Wherever a line in the data below holds "specialised", copy that line.

[Stored records]

***

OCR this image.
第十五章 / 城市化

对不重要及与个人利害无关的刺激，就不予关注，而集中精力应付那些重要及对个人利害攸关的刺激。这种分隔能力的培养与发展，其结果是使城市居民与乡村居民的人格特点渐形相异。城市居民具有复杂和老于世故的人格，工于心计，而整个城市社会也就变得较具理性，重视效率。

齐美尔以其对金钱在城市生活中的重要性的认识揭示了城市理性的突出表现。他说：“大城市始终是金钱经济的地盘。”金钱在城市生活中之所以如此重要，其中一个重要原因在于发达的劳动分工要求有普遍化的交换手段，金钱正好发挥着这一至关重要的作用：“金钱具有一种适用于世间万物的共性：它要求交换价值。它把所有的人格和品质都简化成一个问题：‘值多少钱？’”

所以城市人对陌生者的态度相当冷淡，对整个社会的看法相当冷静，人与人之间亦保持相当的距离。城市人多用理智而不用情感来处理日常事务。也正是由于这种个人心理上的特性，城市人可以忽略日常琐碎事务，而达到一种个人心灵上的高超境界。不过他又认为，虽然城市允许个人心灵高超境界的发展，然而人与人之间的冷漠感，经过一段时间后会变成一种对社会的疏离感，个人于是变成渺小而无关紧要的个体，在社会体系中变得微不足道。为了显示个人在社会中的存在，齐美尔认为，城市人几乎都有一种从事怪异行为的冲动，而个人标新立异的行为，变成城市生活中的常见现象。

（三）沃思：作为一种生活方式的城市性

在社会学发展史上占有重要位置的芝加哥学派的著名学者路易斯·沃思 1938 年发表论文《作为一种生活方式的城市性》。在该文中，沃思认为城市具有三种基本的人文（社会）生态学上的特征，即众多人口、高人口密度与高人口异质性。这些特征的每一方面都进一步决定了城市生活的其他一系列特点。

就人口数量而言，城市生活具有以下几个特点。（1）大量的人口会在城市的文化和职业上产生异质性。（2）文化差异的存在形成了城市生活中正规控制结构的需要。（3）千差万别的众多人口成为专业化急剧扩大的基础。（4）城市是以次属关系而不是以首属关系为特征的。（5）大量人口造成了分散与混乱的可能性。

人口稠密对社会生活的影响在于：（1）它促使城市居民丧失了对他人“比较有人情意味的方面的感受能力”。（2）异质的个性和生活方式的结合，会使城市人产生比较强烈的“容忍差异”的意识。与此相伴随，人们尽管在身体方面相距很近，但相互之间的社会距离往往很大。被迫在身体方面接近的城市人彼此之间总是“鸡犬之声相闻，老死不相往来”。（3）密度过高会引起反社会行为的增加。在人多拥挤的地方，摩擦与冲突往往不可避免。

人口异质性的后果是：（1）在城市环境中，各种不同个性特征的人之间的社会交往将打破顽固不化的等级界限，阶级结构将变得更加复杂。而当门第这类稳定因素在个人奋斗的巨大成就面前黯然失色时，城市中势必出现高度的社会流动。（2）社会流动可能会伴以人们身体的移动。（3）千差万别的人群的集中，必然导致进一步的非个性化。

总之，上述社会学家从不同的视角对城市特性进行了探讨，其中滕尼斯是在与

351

***

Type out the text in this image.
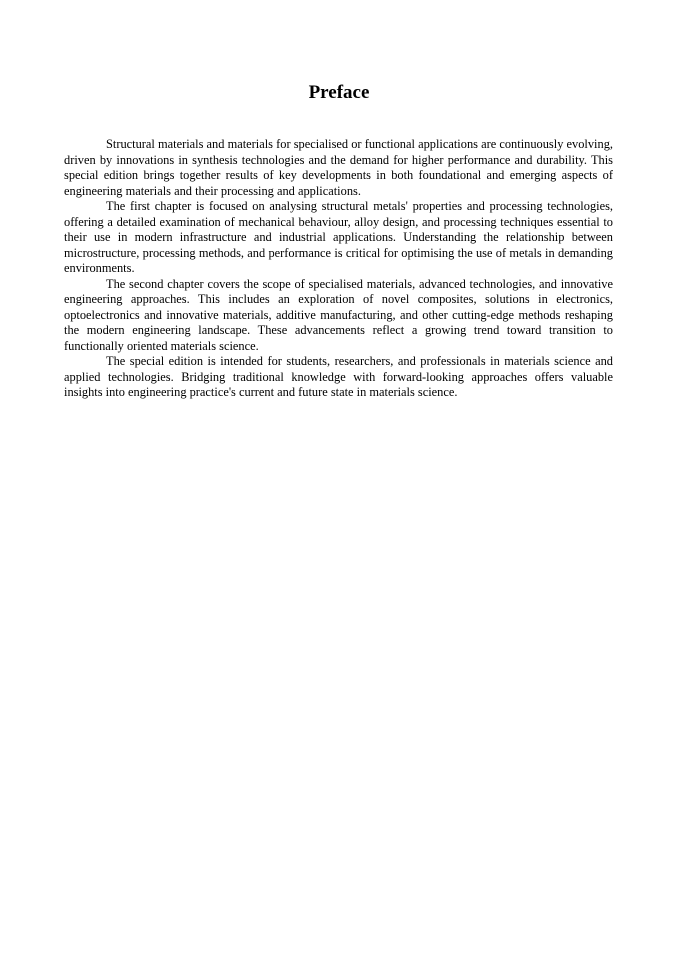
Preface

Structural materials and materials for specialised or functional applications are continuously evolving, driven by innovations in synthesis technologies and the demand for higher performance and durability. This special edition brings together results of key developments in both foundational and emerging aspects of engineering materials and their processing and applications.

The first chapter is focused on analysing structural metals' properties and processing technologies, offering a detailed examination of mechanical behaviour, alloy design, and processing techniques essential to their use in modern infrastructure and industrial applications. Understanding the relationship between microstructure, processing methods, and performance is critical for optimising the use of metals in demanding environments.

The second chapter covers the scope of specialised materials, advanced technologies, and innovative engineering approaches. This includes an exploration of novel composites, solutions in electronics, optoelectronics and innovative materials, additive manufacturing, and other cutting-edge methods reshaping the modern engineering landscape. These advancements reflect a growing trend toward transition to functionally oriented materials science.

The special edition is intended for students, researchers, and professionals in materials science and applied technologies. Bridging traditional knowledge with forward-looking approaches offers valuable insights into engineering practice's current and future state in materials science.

***

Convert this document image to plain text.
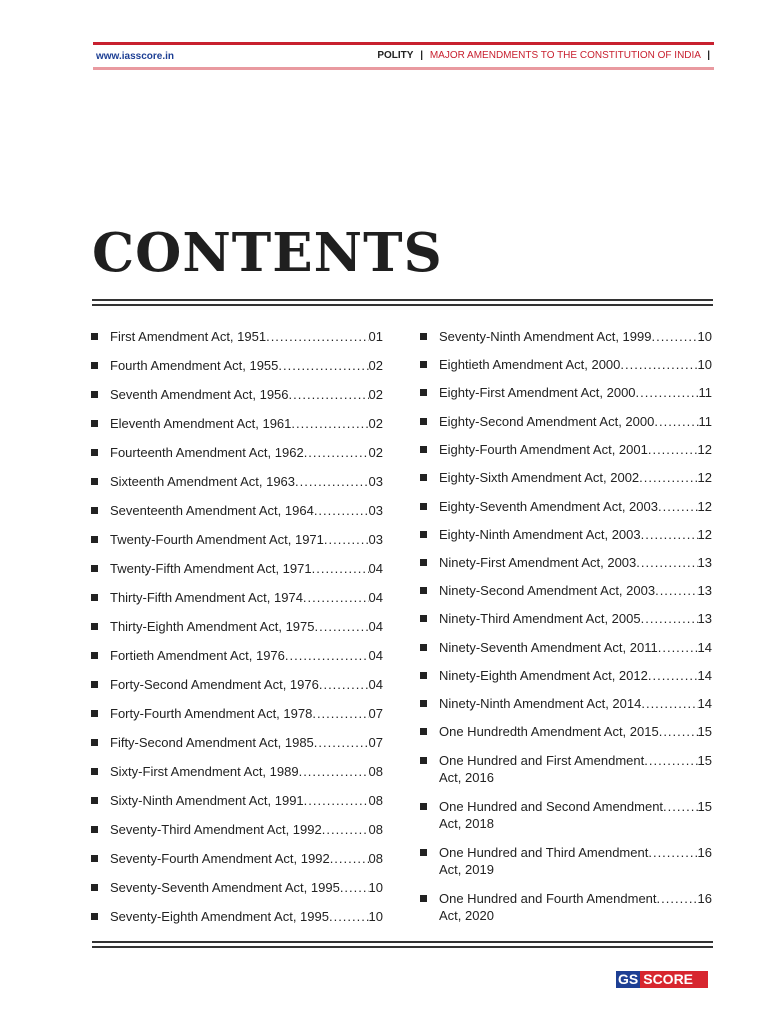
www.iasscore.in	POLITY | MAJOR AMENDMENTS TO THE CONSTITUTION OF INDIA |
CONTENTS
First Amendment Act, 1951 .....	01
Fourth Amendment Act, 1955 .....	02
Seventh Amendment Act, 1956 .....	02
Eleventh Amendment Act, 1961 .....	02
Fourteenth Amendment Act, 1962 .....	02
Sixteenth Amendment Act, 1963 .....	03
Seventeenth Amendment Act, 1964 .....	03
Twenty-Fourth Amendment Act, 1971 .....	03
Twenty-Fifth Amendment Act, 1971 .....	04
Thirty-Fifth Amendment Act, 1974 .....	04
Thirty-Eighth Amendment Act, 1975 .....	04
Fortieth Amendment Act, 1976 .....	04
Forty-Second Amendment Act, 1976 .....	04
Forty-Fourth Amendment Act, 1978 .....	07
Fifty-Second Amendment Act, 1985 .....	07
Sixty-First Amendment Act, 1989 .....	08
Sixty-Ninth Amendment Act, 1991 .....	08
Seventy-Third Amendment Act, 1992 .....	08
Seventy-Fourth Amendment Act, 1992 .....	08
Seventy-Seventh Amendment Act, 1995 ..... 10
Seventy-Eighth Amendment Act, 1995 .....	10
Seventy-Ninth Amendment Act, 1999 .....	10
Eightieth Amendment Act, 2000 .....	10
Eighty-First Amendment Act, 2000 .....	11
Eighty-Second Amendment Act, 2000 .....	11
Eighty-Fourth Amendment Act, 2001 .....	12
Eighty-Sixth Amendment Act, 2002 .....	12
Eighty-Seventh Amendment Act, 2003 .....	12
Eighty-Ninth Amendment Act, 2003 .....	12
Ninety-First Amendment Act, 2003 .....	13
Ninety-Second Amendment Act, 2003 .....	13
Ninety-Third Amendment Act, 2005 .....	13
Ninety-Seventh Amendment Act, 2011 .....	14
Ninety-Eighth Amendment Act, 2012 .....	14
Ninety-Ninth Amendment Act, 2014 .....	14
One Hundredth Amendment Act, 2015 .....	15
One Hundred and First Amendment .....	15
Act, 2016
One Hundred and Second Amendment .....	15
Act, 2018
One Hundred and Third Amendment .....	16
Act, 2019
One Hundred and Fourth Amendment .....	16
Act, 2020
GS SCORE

***

Expected answer:
Structural materials and materials for specialised or functional applications are continuously evolving, driven by innovations in synthesis technologies and the demand for higher performance and durability. This special edition brings together results of key developments in both foundational and emerging aspects of engineering materials and their processing and applications.
The second chapter covers the scope of specialised materials, advanced technologies, and innovative engineering approaches. This includes an exploration of novel composites, solutions in electronics, optoelectronics and innovative materials, additive manufacturing, and other cutting-edge methods reshaping the modern engineering landscape. These advancements reflect a growing trend toward transition to functionally oriented materials science.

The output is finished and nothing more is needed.